__Activities__.
(a) List each UK nation whose NHS Trusts and Health Boards supplied data to the study described in the article on NHS language-service spending, along with the number of organizations from each.
(b) Answer these questions from the article on NHS language-service spending:
(i) What percentage of the NHS organizations contacted did not distinguish between interpretation and translation?
(ii) Between which months and years did Inbox Translation carry out the study?
(iii) Which organization produced the 2012 report that the study was intended to replace?
(c) Summarize the article on NHS language-service spending in two sentences.

__Excerpt to read__.
== Segment start ==
UK National Health Service Spends 40 Times More on Interpreting Than Translation

The annual spend for translation and interpreting at the UK’s National Health Service (NHS) reached GBP 65.96m (USD 82.88m) in 2019/2020. This, according to a new report analyzing data from 244 NHS Trusts and Health Boards in England, Scotland, Wales, and Northern Ireland.

Government spending on language services for individuals with limited English proficiency (LEP) has come under fire by the UK press. But, as the authors pointed out, based on total expenses incurred by more than 100 Trusts and Health Boards, the average spend on translation and interpreting represents approximately 0.057% of those organizations’ total expenditure.

For context, the report stated that “the total spending in 2018/2019 and 2019/2020 on translation and interpreting services (including Welsh as well as services for the Deaf and blind) relative to the UK population is the equivalent of just under GBP 1 per person per year.”

London medical language service provider (LSP), Inbox Translation, which neither holds contracts with the NHS nor participates in any tender process related to the system, carried out the study between February 2021 and March 2022. It analyzed data from 244 NHS Trusts and Health Boards in England (214), Scotland (15), Wales (9), and Northern Ireland (6). To obtain the data, the LSP sent Freedom of Information requests to all NHS Trusts and Health Boards across the UK.

Inbox Translation intended for the study to replace a 2012 report by 20/20health, which offered the only available data on NHS spending in this area. In addition to recommending Google Translate as an option for lowering spend on language services — which has since been deemed not up to task in medical emergencies — the 2012 report did not differentiate interpretation and translation services.

Researchers quickly learned why: 84% of the NHS organizations contacted did not distinguish between interpretation and translation, and could only provide a figure for both services combined. Many organizations’ records also conflated spending on foreign language services with services for Welsh, Braille, and British Sign Language (BSL).

Based on a sample of 39 out of the 244 NHS Trusts and Health Boards, the authors estimated a breakdown of services dominated by interpreting (GBP 56m), followed by BSL (GBP 8.58m). Trailing behind was translation (GBP 1.45m).
== Segment end ==
__Dataset entries__.
== Segment start ==
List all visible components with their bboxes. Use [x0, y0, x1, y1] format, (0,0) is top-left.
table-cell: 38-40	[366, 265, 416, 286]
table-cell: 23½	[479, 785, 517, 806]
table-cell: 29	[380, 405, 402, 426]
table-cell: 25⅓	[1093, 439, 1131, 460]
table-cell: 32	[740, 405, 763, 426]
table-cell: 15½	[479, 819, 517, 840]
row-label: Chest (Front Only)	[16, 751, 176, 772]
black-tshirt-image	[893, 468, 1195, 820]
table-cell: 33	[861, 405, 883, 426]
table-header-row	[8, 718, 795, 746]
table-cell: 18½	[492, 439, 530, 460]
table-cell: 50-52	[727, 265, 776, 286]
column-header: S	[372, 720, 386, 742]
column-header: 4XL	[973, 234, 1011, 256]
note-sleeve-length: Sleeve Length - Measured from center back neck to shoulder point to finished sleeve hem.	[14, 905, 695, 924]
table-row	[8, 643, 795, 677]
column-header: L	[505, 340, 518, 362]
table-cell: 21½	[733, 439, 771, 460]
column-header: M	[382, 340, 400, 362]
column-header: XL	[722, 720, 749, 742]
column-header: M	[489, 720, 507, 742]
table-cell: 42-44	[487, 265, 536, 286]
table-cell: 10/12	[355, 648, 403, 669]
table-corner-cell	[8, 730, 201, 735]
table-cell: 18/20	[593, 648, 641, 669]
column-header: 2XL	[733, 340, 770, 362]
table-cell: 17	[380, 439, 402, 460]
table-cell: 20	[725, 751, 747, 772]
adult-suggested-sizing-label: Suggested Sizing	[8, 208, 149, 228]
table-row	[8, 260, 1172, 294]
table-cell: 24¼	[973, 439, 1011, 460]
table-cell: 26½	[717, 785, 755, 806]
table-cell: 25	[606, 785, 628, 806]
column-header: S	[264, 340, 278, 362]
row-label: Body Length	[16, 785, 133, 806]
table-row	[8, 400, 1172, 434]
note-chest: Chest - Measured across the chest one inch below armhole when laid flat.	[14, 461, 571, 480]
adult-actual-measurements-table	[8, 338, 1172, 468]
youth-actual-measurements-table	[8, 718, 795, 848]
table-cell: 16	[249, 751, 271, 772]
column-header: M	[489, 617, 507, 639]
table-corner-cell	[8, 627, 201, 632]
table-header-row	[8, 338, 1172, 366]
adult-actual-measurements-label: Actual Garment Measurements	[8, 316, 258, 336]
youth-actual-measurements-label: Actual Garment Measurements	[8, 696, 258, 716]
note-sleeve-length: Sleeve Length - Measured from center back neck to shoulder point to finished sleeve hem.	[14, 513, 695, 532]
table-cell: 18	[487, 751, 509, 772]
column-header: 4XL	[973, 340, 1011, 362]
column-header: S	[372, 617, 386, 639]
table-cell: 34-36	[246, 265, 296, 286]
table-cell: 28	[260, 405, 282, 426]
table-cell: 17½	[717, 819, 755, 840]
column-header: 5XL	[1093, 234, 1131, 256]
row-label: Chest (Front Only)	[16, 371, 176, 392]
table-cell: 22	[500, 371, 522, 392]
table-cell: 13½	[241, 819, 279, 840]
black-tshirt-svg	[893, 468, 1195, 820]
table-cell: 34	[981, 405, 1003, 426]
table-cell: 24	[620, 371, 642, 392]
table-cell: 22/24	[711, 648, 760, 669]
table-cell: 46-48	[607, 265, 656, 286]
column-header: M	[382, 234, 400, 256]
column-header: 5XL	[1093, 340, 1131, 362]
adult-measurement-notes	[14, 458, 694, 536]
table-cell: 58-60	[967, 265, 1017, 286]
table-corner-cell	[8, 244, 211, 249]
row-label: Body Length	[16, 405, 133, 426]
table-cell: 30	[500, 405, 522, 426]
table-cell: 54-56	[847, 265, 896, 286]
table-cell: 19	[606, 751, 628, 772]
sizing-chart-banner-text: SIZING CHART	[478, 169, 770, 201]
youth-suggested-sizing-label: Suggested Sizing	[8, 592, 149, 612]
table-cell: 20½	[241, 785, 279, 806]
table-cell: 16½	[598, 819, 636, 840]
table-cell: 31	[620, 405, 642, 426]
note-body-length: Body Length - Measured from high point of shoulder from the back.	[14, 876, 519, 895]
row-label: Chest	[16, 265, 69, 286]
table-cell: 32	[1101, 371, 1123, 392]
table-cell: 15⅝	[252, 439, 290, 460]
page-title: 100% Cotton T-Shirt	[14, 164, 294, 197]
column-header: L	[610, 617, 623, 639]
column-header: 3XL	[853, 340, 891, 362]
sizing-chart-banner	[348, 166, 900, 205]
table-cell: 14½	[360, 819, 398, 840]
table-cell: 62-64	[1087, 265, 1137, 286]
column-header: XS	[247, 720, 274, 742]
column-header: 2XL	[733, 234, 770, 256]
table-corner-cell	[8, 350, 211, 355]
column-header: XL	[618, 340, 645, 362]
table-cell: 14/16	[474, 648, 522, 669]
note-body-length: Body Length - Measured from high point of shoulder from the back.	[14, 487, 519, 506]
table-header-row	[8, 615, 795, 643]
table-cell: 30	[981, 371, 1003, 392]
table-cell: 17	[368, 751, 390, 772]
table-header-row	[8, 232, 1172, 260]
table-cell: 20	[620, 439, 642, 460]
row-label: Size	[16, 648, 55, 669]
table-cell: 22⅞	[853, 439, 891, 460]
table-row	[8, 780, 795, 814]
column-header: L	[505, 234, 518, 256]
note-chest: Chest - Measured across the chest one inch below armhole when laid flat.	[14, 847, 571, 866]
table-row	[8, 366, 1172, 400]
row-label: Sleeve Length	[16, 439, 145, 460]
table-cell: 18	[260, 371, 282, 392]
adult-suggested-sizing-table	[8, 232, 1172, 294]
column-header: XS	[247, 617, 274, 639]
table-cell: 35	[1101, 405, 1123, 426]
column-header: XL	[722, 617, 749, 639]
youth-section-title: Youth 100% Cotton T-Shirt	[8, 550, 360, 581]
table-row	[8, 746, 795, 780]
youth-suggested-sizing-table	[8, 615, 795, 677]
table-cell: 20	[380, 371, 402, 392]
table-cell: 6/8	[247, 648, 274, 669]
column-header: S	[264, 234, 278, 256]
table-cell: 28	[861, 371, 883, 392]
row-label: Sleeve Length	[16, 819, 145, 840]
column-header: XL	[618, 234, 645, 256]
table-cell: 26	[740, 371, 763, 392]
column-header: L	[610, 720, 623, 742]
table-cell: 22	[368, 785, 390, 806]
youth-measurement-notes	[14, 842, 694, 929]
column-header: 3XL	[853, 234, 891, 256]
== Segment end ==
__Solutions by task__.
(a)
England: 214
Scotland: 15
Wales: 9
Northern Ireland: 6

(b)
(i) 84%
(ii) Between February 2021 and March 2022
(iii) 20/20health

(c) A report by the London medical language service provider Inbox Translation analyzed data from 244 NHS Trusts and Health Boards and found that NHS spending on translation and interpreting reached GBP 65.96m in 2019/2020, about 0.057% of total expenditure based on the figures of more than 100 of those organizations. Most organizations did not separate interpreting from translation, and from a sample of 39 the authors estimated that interpreting (GBP 56m) far exceeded BSL (GBP 8.58m) and translation (GBP 1.45m).